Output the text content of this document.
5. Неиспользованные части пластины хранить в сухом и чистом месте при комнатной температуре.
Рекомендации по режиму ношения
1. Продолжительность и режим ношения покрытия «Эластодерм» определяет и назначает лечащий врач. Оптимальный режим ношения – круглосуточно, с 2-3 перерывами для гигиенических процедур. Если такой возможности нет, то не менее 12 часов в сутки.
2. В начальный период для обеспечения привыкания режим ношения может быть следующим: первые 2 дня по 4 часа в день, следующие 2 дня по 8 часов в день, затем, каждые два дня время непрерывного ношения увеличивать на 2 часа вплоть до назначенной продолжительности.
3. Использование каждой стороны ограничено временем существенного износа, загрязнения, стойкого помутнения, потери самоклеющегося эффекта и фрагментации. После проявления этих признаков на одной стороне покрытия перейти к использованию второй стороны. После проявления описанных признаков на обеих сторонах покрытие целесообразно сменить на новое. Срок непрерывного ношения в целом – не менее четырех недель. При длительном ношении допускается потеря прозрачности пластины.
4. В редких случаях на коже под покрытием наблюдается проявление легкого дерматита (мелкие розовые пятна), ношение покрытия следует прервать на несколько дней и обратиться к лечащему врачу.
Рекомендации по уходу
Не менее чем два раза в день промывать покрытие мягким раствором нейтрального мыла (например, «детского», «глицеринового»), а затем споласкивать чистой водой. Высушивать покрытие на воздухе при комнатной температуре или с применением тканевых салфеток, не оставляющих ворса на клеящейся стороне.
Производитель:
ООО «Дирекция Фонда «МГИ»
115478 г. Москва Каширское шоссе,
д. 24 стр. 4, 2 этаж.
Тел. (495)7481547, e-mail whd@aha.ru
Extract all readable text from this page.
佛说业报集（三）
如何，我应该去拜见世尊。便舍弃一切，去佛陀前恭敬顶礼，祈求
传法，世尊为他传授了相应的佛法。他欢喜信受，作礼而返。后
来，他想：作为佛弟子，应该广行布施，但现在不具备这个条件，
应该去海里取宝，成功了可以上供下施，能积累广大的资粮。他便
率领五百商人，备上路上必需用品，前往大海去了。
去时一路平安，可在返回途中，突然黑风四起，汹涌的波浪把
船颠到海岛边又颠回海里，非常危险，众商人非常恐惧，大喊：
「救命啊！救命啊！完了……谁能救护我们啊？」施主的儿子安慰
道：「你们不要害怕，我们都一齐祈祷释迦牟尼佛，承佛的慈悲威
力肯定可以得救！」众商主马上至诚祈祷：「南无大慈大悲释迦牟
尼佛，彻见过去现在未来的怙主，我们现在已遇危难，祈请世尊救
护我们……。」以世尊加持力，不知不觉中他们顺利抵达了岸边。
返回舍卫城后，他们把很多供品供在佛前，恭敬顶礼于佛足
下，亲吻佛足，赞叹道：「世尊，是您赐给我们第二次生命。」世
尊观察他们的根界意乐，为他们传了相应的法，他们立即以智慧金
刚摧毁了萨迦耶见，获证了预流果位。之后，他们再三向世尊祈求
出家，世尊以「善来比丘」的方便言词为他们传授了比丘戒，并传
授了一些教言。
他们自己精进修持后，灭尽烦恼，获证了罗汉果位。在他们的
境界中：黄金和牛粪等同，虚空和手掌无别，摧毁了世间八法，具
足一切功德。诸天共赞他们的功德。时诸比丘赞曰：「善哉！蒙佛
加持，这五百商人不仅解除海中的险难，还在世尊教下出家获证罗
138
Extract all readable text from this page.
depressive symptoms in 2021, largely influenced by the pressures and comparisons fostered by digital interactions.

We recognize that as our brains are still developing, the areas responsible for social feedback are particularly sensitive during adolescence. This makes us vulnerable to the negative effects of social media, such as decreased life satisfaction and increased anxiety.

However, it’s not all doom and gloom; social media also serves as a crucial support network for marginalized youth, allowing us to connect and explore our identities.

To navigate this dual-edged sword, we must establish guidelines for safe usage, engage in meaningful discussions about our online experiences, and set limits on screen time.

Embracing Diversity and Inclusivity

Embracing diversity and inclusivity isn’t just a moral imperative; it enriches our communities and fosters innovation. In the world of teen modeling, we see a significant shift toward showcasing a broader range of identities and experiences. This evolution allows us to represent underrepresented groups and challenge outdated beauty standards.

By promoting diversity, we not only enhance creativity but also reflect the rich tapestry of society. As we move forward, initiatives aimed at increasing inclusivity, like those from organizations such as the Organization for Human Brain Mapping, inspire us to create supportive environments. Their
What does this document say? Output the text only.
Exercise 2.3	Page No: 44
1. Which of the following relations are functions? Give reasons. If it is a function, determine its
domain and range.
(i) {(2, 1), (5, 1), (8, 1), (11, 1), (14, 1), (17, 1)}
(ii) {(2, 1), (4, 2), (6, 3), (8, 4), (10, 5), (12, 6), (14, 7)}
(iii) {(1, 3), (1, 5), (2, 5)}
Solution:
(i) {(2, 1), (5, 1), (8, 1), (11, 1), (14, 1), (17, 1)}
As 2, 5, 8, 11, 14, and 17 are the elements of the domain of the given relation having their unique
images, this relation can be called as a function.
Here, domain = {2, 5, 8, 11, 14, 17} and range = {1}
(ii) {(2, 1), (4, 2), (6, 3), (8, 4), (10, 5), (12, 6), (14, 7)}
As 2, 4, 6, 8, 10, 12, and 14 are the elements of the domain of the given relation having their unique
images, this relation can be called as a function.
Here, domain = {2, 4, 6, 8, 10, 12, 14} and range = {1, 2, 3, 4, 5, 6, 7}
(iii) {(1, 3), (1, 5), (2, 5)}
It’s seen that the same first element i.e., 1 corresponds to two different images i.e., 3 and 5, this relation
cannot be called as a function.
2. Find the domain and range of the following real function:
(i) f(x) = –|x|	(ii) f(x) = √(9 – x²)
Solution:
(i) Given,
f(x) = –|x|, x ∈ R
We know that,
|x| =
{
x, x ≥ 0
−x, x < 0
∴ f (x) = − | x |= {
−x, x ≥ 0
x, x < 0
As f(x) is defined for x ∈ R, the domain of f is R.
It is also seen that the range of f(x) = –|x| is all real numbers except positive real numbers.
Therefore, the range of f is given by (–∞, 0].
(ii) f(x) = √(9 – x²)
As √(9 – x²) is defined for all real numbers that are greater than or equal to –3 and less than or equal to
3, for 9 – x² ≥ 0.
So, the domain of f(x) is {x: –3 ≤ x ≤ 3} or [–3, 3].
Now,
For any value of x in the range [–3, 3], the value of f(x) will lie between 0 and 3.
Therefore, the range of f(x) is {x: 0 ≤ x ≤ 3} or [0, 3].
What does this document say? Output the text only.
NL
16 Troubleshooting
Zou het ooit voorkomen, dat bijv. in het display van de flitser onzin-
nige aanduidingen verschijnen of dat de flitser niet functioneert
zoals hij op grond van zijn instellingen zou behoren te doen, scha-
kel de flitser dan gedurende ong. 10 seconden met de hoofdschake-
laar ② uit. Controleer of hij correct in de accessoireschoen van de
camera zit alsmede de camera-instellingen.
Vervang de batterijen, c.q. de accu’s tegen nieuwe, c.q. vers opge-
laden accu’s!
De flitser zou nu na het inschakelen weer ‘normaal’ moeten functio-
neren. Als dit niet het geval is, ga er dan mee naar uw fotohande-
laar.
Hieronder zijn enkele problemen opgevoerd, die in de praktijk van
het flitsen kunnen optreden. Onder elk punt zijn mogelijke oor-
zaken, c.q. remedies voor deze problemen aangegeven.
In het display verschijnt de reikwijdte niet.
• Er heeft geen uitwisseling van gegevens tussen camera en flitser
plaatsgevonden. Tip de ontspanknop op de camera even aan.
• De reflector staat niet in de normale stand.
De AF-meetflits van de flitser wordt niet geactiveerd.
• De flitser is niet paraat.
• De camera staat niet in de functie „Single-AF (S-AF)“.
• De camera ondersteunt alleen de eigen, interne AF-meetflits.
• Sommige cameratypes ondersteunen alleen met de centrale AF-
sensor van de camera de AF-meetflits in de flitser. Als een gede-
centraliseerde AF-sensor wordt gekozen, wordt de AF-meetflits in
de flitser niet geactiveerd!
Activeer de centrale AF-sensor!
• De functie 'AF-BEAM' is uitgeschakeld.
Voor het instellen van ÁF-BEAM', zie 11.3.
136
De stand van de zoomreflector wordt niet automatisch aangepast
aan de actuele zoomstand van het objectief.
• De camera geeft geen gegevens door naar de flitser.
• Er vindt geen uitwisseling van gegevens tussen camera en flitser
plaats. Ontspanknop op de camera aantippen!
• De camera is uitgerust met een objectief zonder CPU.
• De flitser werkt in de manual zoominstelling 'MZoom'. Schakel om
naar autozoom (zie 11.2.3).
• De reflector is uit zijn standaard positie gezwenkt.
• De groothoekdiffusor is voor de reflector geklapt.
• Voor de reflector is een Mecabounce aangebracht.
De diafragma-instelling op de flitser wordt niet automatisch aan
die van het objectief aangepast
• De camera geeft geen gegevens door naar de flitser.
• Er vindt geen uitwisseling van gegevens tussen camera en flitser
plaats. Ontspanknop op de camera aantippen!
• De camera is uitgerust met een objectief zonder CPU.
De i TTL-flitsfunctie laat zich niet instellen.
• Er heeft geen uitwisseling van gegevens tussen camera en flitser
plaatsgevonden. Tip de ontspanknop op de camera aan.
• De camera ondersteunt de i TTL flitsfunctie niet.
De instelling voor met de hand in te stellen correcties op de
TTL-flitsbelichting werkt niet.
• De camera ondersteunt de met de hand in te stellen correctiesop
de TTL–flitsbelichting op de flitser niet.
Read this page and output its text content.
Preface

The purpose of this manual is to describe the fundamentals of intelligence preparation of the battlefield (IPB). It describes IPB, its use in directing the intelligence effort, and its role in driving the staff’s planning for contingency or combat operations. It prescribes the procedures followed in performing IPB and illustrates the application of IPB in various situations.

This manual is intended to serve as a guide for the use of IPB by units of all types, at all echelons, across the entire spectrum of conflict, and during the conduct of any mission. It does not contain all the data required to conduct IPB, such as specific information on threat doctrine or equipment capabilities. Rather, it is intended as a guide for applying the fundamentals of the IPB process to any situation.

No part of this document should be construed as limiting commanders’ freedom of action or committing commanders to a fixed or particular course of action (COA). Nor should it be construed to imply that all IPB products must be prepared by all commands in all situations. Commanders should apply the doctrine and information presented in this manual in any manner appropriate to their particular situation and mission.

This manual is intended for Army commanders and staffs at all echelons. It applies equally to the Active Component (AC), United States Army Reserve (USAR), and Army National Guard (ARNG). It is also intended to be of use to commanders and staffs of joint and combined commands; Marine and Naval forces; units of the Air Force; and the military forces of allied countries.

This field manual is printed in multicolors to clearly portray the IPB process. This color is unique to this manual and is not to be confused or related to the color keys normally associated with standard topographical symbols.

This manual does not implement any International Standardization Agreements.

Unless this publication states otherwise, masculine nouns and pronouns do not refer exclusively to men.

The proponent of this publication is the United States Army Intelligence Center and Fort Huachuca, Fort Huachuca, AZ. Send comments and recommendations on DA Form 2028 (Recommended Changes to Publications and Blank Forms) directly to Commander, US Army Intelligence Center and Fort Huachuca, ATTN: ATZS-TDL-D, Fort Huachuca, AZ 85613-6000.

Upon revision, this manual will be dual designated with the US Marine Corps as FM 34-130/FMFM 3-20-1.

> _Stated exercise_
Scan the listing above. Collect all lines with the word "document".

> _The completed task_
Output the text content of this document.
What does this document say? Output the text only.
What does this document say? Output the text only.
No part of this document should be construed as limiting commanders’ freedom of action or committing commanders to a fixed or particular course of action (COA). Nor should it be construed to imply that all IPB products must be prepared by all commands in all situations. Commanders should apply the doctrine and information presented in this manual in any manner appropriate to their particular situation and mission.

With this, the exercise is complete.